(Selected extract)
----------------
Supreme Court, Appellate Division, Third Department, New York.
Mar 8, 2018
159 A.D.3d 1180 (N.Y. App. Div. 2018)

Opinion

525230

03-08-2018

In the MATTER OF the ESTATE OF Mario ATTANASIO, Deceased. Thomas Palma, Appellant; v. Dean M. Attanasio, as Executor of the Estate of Mario Attanasio, Deceased, Respondent.

Parisi, Coan & Saccocio, PLLC, Schenectady (Gerard F. Parisi of counsel), for appellant. Englert, Coffey, McHugh & Fantauzzi, LLP, Schenectady (Peter V. Coffey of counsel), for respondent.


Parisi, Coan & Saccocio, PLLC, Schenectady (Gerard F. Parisi of counsel), for appellant.

Englert, Coffey, McHugh & Fantauzzi, LLP, Schenectady (Peter V. Coffey of counsel), for respondent.

Before: McCarthy, J.P., Lynch, Devine, Clark and Rumsey, JJ.
----------------
Region annotation records
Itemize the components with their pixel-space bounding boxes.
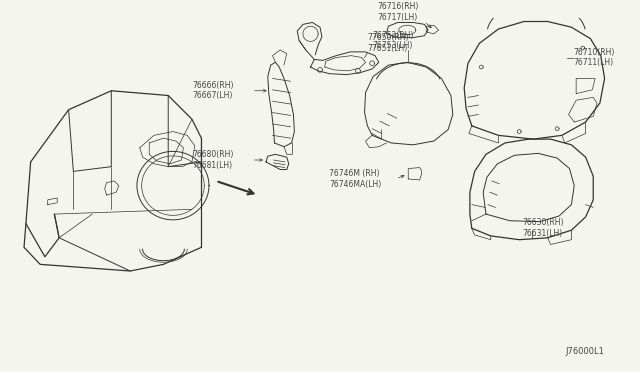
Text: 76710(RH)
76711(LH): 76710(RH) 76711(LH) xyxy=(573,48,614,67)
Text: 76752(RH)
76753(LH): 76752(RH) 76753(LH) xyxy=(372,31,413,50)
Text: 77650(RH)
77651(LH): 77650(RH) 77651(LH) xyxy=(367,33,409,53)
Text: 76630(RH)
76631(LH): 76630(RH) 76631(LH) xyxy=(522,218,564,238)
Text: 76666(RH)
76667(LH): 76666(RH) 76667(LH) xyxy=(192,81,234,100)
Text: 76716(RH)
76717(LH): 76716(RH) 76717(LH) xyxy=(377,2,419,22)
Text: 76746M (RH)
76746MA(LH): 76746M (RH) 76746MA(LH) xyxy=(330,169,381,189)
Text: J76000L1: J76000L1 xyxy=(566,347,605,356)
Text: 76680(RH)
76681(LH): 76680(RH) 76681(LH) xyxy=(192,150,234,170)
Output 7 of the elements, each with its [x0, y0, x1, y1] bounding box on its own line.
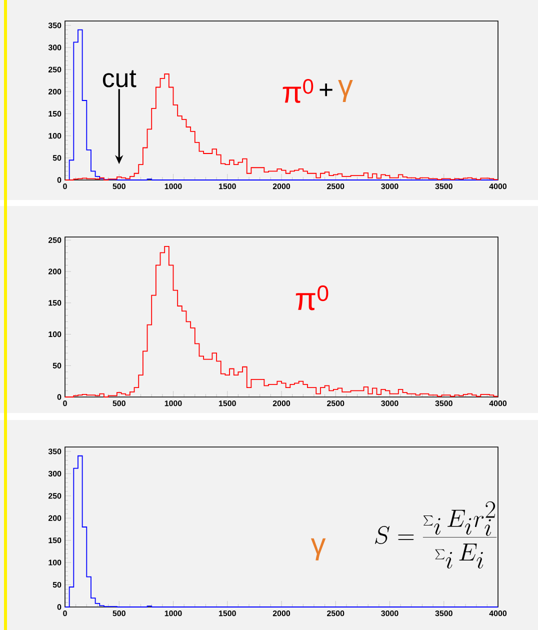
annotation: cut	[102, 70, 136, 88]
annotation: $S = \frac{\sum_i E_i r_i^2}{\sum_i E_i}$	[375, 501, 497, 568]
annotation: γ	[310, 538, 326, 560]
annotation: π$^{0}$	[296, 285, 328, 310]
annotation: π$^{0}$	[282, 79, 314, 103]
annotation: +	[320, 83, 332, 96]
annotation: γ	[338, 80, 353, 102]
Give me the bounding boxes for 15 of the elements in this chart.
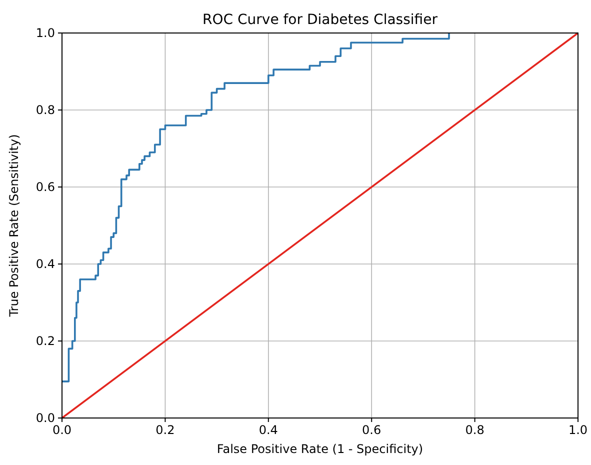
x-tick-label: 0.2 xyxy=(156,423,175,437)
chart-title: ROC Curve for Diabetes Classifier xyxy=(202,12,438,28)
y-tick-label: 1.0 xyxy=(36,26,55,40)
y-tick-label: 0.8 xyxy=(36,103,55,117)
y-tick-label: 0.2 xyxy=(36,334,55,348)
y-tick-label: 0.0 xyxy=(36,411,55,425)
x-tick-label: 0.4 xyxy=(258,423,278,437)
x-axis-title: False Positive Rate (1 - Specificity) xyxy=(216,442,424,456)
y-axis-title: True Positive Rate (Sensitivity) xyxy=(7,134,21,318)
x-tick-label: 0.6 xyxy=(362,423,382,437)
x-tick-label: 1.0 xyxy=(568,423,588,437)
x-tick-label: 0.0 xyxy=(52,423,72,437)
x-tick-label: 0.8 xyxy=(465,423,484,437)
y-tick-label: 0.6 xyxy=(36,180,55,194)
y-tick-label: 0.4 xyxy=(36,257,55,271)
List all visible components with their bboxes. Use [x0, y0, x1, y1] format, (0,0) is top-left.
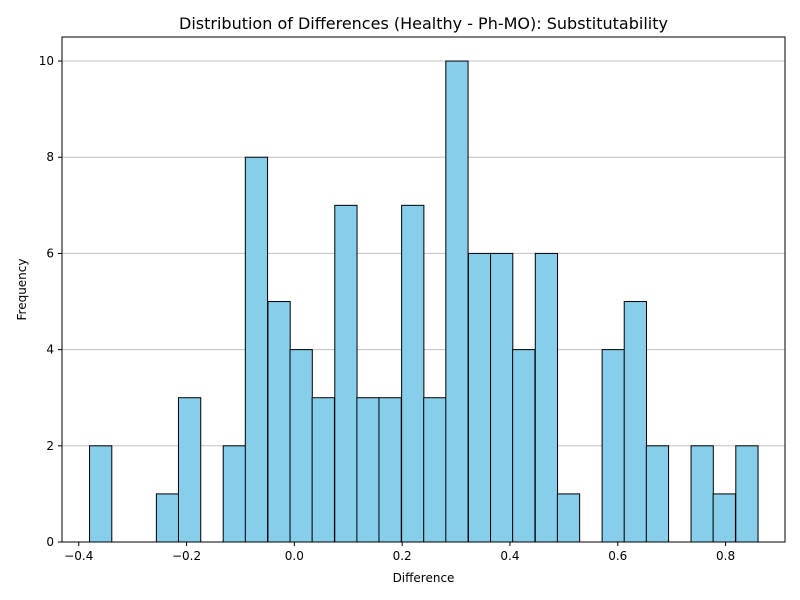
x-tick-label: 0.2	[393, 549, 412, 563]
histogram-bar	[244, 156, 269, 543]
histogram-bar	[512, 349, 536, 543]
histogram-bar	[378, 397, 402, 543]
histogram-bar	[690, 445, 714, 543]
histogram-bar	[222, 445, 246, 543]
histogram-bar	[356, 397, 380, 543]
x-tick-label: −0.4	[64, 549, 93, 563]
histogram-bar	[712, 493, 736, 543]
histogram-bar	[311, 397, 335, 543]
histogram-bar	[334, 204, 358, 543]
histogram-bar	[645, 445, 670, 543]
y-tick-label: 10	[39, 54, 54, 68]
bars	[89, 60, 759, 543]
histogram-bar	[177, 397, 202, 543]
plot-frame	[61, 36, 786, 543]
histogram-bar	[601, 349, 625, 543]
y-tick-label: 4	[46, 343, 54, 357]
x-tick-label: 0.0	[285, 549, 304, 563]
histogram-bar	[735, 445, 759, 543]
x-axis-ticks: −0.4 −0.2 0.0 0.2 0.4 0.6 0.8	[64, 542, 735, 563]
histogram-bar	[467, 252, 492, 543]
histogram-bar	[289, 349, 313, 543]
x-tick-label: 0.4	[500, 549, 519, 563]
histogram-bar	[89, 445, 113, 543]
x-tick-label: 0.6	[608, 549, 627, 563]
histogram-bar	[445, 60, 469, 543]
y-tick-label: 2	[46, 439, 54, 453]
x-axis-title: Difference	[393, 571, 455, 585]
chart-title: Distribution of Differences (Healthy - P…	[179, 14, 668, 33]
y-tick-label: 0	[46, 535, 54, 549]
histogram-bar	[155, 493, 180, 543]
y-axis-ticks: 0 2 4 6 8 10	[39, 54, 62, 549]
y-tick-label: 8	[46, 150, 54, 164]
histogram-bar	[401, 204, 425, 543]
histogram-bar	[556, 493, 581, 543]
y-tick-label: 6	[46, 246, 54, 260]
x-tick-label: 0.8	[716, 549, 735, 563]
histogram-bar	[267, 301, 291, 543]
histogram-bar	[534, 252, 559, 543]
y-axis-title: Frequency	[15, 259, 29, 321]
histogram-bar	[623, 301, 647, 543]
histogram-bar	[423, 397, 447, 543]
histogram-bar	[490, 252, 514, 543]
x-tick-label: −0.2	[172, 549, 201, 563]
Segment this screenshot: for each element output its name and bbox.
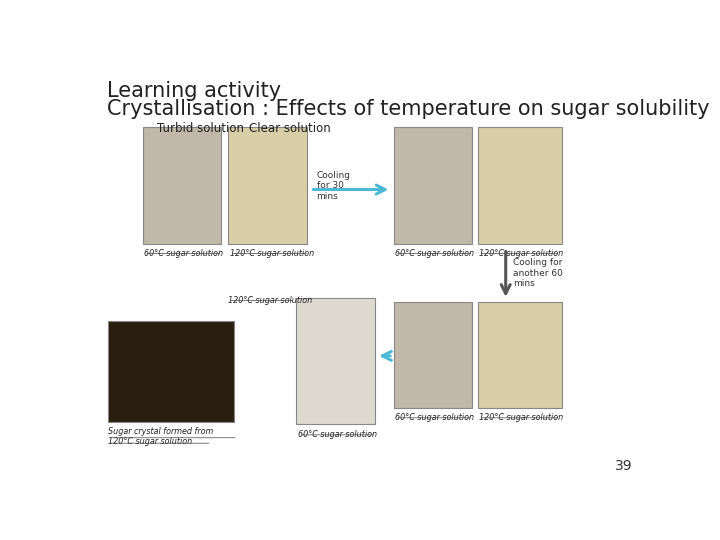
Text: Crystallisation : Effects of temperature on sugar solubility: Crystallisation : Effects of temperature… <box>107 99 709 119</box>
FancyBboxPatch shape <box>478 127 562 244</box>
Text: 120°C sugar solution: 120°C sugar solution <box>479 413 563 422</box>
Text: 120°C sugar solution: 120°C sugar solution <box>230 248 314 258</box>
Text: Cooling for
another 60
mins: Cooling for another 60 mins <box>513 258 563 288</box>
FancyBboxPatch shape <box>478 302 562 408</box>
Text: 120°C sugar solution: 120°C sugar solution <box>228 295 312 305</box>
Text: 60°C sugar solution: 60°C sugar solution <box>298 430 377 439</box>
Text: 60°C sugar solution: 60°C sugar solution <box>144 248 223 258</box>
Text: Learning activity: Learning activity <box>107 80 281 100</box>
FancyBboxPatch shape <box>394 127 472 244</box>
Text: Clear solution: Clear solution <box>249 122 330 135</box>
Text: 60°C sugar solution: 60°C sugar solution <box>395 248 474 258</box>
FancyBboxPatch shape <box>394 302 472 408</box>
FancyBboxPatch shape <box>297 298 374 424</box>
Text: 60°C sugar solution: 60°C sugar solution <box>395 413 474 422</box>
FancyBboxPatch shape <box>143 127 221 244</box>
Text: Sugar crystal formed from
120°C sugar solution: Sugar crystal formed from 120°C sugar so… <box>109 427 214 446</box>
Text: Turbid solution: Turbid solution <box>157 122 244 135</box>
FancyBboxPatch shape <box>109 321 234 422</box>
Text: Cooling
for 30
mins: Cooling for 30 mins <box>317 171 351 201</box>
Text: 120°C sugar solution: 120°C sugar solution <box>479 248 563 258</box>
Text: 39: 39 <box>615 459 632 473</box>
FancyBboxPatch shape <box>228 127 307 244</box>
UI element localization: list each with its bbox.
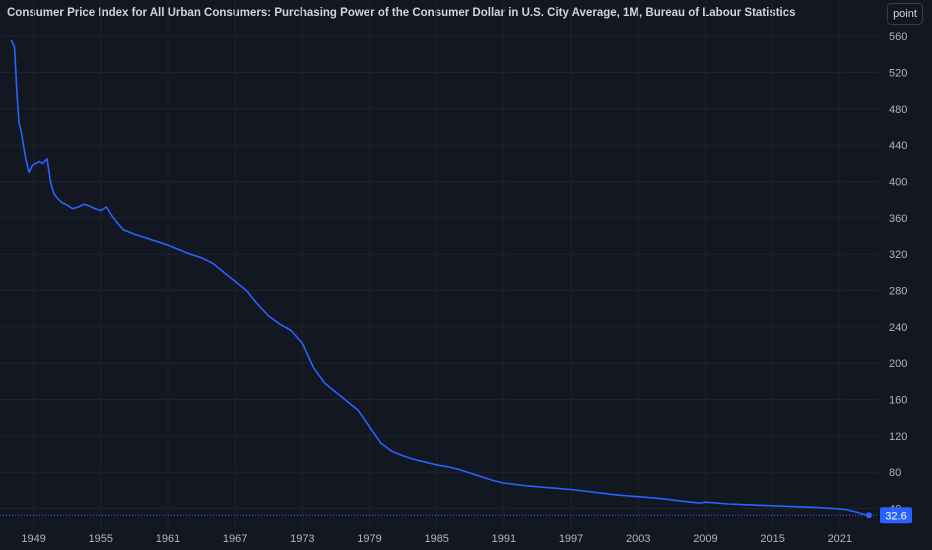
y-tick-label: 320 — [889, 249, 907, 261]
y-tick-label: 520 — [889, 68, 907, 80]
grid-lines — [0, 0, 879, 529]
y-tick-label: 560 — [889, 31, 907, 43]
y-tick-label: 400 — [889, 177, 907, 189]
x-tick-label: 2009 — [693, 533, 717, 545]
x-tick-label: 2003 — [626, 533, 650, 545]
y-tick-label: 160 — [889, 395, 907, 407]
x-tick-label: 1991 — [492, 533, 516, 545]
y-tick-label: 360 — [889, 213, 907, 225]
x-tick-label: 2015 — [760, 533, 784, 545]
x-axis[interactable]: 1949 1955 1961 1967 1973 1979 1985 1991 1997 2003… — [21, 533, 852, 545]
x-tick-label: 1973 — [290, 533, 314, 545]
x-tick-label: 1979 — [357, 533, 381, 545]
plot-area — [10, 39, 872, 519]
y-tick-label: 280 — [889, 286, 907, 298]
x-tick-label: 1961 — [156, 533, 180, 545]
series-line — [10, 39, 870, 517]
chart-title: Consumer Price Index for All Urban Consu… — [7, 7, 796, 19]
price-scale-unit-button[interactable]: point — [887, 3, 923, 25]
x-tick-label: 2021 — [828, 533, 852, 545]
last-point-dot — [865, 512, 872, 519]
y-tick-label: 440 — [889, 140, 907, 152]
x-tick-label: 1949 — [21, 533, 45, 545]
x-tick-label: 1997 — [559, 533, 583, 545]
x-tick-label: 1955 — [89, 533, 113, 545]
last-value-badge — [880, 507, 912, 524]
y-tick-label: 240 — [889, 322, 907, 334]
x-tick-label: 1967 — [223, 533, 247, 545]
----------------
(What to do) Extend the appellate court opinion on the Attanasio estate, picking up after its final line.

(Final answer)
MEMORANDUM AND ORDER

Lynch, J.Appeal from an order of the Surrogate's Court of Schenectady County (Versaci, S.), entered August 2, 2016, which, in a proceeding pursuant to SCPA 2105, among other things, granted respondent's cross motion for summary judgment dismissing the petition.

On October 13, 2009, Mario Attanasio (hereinafter decedent) and petitioner entered into an agreement concerning the management of eight rental properties owned by decedent. Essentially, the agreement provided that, upon decedent's death, petitioner would manage the properties for a period of 25 years and retain "all the net proceeds." Thereafter, in November 2011, decedent executed a document purporting to revoke and terminate the October 2009 agreement. In February 2012, decedent executed a will bequeathing the properties as part of his residuary estate to respondent, who was also named as the executor of decedent's estate. Petitioner commenced this proceeding pursuant to SCPA 2105, seeking to compel delivery of the properties to him in accord with the agreement. Respondent filed objections, and, following discovery, both parties moved for summary judgment. Surrogate's Court denied petitioner's motion and granted respondent's cross motion dismissing the petition. Petitioner now appeals.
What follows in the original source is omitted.